**Work instructions**.
Give the number of lines that include the string "malignant", nothing more.

[Excerpt from a dataset]
____

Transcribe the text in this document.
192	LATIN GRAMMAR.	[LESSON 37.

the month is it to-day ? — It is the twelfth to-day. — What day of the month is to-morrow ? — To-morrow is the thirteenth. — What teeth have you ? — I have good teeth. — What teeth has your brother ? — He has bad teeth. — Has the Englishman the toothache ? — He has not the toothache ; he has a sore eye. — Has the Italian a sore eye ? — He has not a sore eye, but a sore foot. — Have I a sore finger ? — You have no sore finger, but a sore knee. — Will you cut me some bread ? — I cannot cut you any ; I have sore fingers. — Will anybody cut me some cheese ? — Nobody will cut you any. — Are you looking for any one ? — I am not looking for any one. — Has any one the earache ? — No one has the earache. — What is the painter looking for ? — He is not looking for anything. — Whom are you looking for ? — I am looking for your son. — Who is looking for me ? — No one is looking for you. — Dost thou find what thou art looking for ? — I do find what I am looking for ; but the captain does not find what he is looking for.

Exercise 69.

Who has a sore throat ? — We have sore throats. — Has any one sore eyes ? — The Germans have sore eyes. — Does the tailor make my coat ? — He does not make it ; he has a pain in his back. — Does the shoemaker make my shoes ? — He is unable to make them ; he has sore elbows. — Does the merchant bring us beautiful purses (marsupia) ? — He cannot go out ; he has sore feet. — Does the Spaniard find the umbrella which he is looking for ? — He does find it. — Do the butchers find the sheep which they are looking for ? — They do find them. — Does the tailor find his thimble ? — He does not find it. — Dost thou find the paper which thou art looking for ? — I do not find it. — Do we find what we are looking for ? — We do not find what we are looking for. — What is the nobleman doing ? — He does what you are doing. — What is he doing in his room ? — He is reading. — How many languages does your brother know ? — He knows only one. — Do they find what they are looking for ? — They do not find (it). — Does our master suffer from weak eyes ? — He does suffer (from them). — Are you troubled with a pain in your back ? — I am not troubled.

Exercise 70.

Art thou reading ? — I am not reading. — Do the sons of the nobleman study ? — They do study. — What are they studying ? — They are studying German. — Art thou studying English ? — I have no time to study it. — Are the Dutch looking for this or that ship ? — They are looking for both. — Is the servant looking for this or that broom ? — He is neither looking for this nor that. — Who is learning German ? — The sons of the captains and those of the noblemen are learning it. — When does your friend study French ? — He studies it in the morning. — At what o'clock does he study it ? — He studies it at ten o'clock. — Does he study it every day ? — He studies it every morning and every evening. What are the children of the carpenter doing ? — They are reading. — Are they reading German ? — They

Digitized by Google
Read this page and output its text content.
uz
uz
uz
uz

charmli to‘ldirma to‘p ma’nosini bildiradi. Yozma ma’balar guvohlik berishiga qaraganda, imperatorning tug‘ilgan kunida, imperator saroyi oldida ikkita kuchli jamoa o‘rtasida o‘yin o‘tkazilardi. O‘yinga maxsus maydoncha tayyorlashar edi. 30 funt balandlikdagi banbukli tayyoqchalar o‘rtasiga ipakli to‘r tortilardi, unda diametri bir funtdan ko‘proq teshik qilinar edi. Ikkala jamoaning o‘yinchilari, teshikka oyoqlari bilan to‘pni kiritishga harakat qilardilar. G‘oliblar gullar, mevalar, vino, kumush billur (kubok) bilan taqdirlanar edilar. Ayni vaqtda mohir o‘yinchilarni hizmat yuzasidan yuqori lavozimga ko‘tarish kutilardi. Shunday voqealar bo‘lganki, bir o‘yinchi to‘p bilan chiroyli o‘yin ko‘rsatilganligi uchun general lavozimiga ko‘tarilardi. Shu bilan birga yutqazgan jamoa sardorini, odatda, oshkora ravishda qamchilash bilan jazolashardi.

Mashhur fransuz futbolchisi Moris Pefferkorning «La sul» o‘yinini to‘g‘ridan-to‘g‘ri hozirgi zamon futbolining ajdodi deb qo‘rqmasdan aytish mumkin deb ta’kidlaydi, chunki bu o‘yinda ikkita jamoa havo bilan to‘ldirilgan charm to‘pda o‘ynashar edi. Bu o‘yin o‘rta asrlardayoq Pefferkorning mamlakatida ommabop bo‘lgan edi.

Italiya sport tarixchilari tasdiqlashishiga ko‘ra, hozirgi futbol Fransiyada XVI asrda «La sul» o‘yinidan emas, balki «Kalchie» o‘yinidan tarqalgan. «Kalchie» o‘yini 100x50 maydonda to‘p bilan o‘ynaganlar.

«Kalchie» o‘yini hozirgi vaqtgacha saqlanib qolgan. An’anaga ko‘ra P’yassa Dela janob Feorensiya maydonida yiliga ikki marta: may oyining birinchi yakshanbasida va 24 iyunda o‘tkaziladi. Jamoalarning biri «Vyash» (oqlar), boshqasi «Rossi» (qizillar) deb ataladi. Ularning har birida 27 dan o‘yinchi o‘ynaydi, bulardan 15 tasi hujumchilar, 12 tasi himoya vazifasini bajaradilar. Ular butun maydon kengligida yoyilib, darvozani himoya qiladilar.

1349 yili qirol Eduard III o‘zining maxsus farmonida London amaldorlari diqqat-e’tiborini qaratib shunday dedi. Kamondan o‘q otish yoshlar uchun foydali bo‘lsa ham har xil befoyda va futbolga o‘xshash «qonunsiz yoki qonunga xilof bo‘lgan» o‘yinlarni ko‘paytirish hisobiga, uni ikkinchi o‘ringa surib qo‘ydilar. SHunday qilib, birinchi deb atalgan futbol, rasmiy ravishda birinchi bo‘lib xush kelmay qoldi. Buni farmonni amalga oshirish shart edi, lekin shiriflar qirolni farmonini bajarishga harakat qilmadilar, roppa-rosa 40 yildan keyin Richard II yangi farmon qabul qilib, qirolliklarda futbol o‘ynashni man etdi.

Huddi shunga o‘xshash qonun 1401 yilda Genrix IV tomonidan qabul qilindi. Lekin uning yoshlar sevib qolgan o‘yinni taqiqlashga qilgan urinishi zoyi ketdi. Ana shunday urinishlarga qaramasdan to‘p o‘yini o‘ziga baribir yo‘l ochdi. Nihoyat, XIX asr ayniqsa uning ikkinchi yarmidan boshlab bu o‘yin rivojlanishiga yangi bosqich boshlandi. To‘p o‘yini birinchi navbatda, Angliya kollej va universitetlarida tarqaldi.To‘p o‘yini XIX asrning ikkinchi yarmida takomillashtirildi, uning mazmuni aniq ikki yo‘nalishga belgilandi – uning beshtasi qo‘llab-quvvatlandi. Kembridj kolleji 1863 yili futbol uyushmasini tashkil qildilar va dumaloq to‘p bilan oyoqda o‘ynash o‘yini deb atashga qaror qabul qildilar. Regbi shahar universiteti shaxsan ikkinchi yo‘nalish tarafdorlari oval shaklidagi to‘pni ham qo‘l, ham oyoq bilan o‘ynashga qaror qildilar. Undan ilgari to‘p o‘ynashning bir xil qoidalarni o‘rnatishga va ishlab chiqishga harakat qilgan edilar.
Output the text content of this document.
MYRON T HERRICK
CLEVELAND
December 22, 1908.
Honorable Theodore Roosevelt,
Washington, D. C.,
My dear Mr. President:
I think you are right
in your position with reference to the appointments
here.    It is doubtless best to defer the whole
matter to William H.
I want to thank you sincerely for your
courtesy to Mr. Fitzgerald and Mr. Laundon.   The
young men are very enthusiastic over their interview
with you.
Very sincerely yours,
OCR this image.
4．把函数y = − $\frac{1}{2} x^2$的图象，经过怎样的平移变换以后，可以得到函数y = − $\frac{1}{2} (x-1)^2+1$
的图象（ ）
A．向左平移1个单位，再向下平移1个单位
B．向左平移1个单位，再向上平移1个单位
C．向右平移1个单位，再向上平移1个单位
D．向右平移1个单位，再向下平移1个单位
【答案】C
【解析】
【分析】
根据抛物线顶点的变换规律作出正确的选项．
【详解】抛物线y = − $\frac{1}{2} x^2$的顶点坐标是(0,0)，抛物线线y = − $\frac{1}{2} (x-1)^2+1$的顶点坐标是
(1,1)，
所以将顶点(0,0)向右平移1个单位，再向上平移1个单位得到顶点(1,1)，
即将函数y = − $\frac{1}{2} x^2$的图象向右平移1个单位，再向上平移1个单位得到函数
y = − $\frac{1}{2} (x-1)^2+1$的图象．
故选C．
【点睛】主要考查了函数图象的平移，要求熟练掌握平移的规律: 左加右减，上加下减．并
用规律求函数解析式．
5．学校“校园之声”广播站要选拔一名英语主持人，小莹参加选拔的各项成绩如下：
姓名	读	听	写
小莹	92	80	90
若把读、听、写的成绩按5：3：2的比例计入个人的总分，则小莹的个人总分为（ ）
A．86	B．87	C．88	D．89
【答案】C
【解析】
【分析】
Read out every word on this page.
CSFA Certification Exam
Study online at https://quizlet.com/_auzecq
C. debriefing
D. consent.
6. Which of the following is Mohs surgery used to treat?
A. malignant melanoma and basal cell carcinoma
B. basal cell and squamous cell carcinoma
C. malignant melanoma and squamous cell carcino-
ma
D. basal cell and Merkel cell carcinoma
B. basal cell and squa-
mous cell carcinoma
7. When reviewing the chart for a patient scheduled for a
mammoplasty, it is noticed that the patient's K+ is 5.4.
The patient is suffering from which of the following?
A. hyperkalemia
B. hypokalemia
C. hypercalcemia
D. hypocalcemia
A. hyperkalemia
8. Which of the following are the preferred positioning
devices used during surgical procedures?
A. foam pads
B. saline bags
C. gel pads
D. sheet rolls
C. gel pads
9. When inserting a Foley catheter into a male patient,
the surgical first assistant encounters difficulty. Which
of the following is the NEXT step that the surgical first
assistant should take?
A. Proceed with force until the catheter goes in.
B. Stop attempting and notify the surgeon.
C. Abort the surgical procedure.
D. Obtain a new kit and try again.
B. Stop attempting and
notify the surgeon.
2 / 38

____

**Result for this task**.
2